Record list:

= = = =

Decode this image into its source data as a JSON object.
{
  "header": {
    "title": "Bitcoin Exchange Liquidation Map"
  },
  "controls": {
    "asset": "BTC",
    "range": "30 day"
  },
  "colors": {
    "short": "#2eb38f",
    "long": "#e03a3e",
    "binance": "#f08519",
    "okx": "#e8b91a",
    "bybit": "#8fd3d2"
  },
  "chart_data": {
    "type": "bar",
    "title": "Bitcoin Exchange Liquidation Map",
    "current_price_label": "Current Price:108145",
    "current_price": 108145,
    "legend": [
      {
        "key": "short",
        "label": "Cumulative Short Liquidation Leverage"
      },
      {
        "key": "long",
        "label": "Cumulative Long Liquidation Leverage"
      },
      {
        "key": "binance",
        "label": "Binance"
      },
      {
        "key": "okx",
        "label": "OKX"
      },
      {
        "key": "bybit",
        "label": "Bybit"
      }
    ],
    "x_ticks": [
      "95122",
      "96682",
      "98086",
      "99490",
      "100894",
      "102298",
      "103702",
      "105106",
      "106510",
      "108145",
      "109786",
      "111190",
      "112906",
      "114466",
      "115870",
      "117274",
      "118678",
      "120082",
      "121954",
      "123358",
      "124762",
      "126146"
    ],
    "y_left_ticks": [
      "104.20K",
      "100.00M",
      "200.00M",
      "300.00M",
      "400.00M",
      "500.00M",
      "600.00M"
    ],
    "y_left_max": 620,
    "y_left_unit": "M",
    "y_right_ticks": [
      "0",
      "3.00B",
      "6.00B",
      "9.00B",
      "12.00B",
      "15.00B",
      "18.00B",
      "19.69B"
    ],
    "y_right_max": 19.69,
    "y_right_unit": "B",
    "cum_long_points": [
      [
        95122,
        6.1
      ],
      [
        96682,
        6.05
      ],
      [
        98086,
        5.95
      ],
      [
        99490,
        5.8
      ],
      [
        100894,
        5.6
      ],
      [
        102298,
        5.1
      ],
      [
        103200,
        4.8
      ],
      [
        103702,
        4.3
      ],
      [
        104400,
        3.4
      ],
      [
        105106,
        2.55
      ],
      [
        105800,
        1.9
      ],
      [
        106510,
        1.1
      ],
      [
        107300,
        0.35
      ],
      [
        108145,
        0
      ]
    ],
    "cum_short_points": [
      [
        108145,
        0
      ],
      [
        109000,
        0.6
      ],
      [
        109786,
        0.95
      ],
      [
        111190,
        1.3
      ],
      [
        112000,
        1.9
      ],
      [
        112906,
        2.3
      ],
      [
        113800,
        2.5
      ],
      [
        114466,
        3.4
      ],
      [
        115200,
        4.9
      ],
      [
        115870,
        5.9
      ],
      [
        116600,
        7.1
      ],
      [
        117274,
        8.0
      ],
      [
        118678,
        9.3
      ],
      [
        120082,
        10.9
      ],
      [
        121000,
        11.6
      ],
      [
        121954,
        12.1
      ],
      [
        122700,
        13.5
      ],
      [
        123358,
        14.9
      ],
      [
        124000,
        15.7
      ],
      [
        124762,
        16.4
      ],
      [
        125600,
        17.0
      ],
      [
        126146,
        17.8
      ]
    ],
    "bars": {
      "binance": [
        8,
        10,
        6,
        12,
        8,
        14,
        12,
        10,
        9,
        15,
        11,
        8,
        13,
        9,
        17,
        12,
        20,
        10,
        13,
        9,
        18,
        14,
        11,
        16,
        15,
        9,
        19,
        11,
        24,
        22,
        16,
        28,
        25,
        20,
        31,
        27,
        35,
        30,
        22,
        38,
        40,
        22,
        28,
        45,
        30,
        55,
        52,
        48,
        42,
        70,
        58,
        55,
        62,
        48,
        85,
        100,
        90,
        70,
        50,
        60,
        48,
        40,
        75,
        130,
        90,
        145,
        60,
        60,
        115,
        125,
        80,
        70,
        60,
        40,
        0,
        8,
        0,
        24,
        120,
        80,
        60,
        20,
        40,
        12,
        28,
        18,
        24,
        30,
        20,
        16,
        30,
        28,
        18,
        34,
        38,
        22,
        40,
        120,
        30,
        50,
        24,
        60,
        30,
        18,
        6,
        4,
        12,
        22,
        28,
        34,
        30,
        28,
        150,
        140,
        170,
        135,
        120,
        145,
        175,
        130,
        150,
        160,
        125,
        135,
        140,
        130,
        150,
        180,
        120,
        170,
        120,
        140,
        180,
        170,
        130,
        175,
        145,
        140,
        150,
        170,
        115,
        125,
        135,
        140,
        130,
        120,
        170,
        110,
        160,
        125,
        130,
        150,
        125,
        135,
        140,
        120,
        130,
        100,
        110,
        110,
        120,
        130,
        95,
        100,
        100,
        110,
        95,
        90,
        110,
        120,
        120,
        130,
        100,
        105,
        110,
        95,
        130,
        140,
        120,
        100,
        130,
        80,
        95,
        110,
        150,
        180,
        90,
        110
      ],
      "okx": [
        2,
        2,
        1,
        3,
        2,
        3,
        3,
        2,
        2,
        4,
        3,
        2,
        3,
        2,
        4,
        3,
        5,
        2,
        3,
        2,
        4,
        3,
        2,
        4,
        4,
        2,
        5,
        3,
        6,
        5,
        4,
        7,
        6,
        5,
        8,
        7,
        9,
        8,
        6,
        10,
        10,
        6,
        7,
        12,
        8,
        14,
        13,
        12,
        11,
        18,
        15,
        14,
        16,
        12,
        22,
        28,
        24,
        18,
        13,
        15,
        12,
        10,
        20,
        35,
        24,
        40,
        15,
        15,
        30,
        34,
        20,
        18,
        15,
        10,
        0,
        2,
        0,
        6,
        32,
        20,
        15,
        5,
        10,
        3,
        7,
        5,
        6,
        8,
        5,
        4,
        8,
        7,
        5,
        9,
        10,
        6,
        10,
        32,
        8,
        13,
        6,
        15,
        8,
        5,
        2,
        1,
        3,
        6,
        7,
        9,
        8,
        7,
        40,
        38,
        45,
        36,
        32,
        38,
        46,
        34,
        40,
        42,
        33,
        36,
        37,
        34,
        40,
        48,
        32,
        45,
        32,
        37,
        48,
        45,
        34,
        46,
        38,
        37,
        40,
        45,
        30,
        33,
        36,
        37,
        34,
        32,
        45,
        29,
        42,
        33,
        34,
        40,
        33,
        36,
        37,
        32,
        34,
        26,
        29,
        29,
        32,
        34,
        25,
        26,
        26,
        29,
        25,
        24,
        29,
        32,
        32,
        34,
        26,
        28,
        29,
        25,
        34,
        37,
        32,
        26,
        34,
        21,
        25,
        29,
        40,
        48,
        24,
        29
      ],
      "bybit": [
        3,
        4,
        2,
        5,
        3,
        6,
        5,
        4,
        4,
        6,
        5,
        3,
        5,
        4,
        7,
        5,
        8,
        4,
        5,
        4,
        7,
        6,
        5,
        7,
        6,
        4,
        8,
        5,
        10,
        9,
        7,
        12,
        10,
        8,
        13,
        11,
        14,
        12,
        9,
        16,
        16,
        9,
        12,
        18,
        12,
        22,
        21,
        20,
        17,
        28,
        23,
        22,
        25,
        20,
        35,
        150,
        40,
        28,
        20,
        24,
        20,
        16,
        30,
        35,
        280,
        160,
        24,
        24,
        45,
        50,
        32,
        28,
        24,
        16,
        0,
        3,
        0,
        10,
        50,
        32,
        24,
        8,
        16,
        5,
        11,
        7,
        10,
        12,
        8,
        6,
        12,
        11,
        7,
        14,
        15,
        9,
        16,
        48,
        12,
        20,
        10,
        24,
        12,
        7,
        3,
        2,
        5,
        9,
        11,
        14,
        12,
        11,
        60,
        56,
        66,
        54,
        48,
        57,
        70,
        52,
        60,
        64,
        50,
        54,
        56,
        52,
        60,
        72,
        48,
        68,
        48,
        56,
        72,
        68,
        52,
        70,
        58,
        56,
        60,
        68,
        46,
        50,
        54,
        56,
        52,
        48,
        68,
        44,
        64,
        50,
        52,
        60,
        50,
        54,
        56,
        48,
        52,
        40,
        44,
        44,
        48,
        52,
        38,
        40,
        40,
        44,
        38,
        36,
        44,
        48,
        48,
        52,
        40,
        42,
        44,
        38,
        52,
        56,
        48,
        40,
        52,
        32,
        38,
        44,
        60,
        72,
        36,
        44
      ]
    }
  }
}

= = = =

Exercise goal: Find every line with "Exchange" in the listing and state how many there are, nothing else.

Response: 2